GOAL:
The line that contains "Extract all readable text from this page." and every line after it, down to the last one, must be restated word for word, with no pictures.

DATASET RECORDS:
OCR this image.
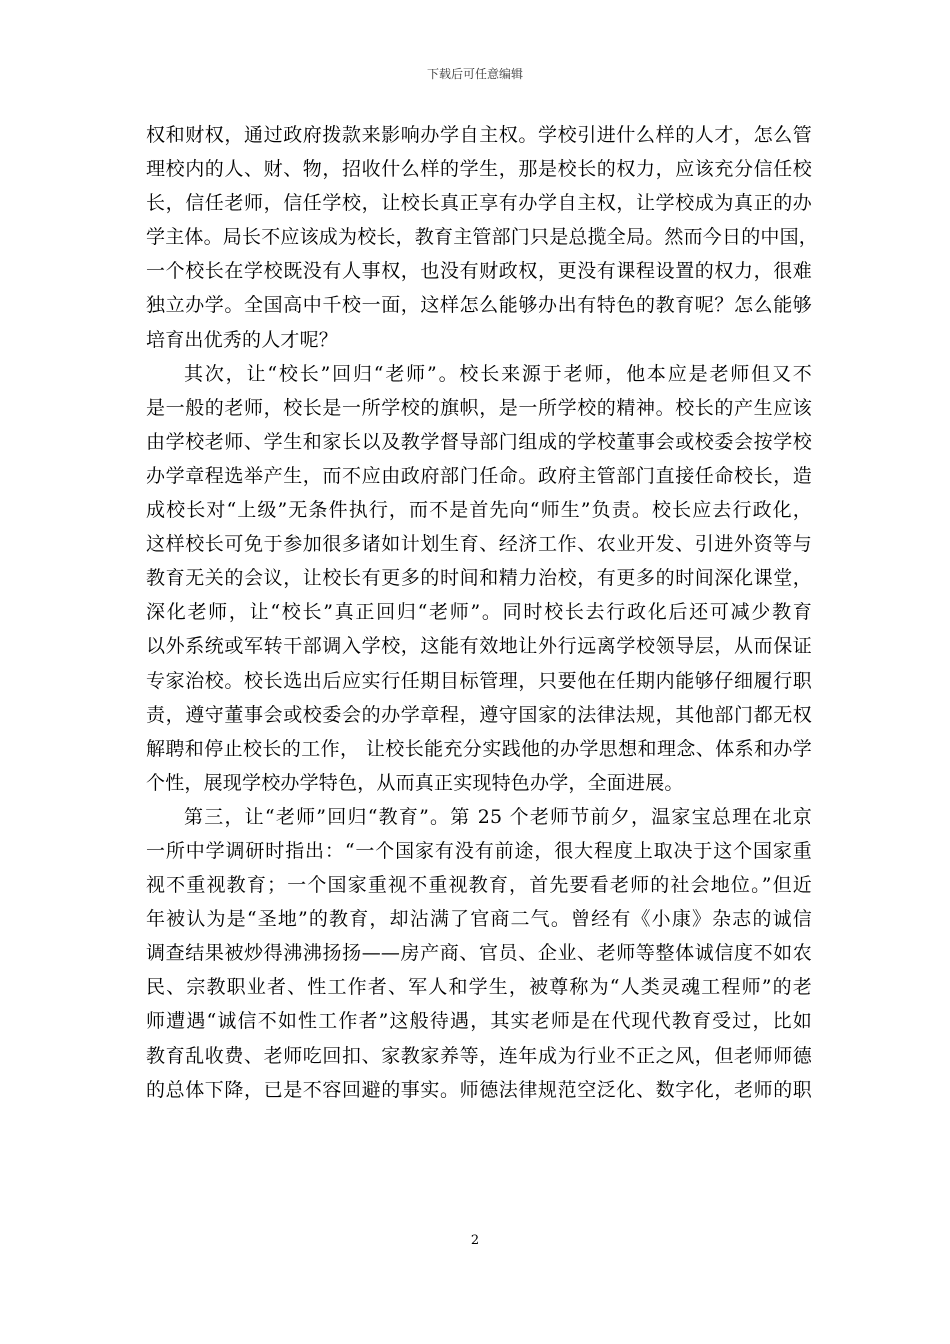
下载后可任意编辑
权和财权，通过政府拨款来影响办学自主权。学校引进什么样的人才，怎么管
理校内的人、财、物，招收什么样的学生，那是校长的权力，应该充分信任校
长，信任老师，信任学校，让校长真正享有办学自主权，让学校成为真正的办
学主体。局长不应该成为校长，教育主管部门只是总揽全局。然而今日的中国，
一个校长在学校既没有人事权，也没有财政权，更没有课程设置的权力，很难
独立办学。全国高中千校一面，这样怎么能够办出有特色的教育呢？怎么能够
培育出优秀的人才呢？
其次，让“校长”回归“老师”。校长来源于老师，他本应是老师但又不
是一般的老师，校长是一所学校的旗帜，是一所学校的精神。校长的产生应该
由学校老师、学生和家长以及教学督导部门组成的学校董事会或校委会按学校
办学章程选举产生，而不应由政府部门任命。政府主管部门直接任命校长，造
成校长对“上级”无条件执行，而不是首先向“师生”负责。校长应去行政化，
这样校长可免于参加很多诸如计划生育、经济工作、农业开发、引进外资等与
教育无关的会议，让校长有更多的时间和精力治校，有更多的时间深化课堂，
深化老师，让“校长”真正回归“老师”。同时校长去行政化后还可减少教育
以外系统或军转干部调入学校，这能有效地让外行远离学校领导层，从而保证
专家治校。校长选出后应实行任期目标管理，只要他在任期内能够仔细履行职
责，遵守董事会或校委会的办学章程，遵守国家的法律法规，其他部门都无权
解聘和停止校长的工作， 让校长能充分实践他的办学思想和理念、体系和办学
个性，展现学校办学特色，从而真正实现特色办学，全面进展。
第三，让“老师”回归“教育”。第 25 个老师节前夕，温家宝总理在北京
一所中学调研时指出：“一个国家有没有前途，很大程度上取决于这个国家重
视不重视教育；一个国家重视不重视教育，首先要看老师的社会地位。”但近
年被认为是“圣地”的教育，却沾满了官商二气。曾经有《小康》杂志的诚信
调查结果被炒得沸沸扬扬——房产商、官员、企业、老师等整体诚信度不如农
民、宗教职业者、性工作者、军人和学生，被尊称为“人类灵魂工程师”的老
师遭遇“诚信不如性工作者”这般待遇，其实老师是在代现代教育受过，比如
教育乱收费、老师吃回扣、家教家养等，连年成为行业不正之风，但老师师德
的总体下降，已是不容回避的事实。师德法律规范空泛化、数字化，老师的职
2
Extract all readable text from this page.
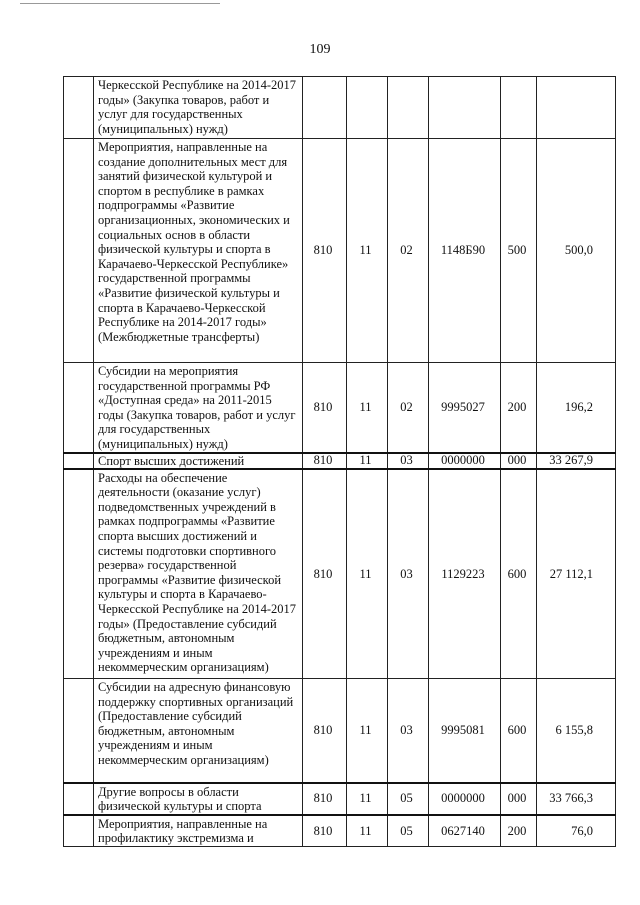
109
	Черкесской Республике на 2014-2017 годы» (Закупка товаров, работ и услуг для государственных (муниципальных) нужд)						
	Мероприятия, направленные на создание дополнительных мест для занятий физической культурой и спортом в республике в рамках подпрограммы «Развитие организационных, экономических и социальных основ в области физической культуры и спорта в Карачаево-Черкесской Республике» государственной программы «Развитие физической культуры и спорта в Карачаево-Черкесской Республике на 2014-2017 годы» (Межбюджетные трансферты)	810	11	02	1148Б90	500	500,0
	Субсидии на мероприятия государственной программы РФ «Доступная среда» на 2011-2015 годы (Закупка товаров, работ и услуг для государственных (муниципальных) нужд)	810	11	02	9995027	200	196,2
	Спорт высших достижений	810	11	03	0000000	000	33 267,9
	Расходы на обеспечение деятельности (оказание услуг) подведомственных учреждений в рамках подпрограммы «Развитие спорта высших достижений и системы подготовки спортивного резерва» государственной программы «Развитие физической культуры и спорта в Карачаево-Черкесской Республике на 2014-2017 годы» (Предоставление субсидий бюджетным, автономным учреждениям и иным некоммерческим организациям)	810	11	03	1129223	600	27 112,1
	Субсидии на адресную финансовую поддержку спортивных организаций (Предоставление субсидий бюджетным, автономным учреждениям и иным некоммерческим организациям)	810	11	03	9995081	600	6 155,8
	Другие вопросы в области физической культуры и спорта	810	11	05	0000000	000	33 766,3
	Мероприятия, направленные на профилактику экстремизма и	810	11	05	0627140	200	76,0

ANSWER FOR THE TASK:
Extract all readable text from this page.
109
	Черкесской Республике на 2014-2017 годы» (Закупка товаров, работ и услуг для государственных (муниципальных) нужд)						
	Мероприятия, направленные на создание дополнительных мест для занятий физической культурой и спортом в республике в рамках подпрограммы «Развитие организационных, экономических и социальных основ в области физической культуры и спорта в Карачаево-Черкесской Республике» государственной программы «Развитие физической культуры и спорта в Карачаево-Черкесской Республике на 2014-2017 годы» (Межбюджетные трансферты)	810	11	02	1148Б90	500	500,0
	Субсидии на мероприятия государственной программы РФ «Доступная среда» на 2011-2015 годы (Закупка товаров, работ и услуг для государственных (муниципальных) нужд)	810	11	02	9995027	200	196,2
	Спорт высших достижений	810	11	03	0000000	000	33 267,9
	Расходы на обеспечение деятельности (оказание услуг) подведомственных учреждений в рамках подпрограммы «Развитие спорта высших достижений и системы подготовки спортивного резерва» государственной программы «Развитие физической культуры и спорта в Карачаево-Черкесской Республике на 2014-2017 годы» (Предоставление субсидий бюджетным, автономным учреждениям и иным некоммерческим организациям)	810	11	03	1129223	600	27 112,1
	Субсидии на адресную финансовую поддержку спортивных организаций (Предоставление субсидий бюджетным, автономным учреждениям и иным некоммерческим организациям)	810	11	03	9995081	600	6 155,8
	Другие вопросы в области физической культуры и спорта	810	11	05	0000000	000	33 766,3
	Мероприятия, направленные на профилактику экстремизма и	810	11	05	0627140	200	76,0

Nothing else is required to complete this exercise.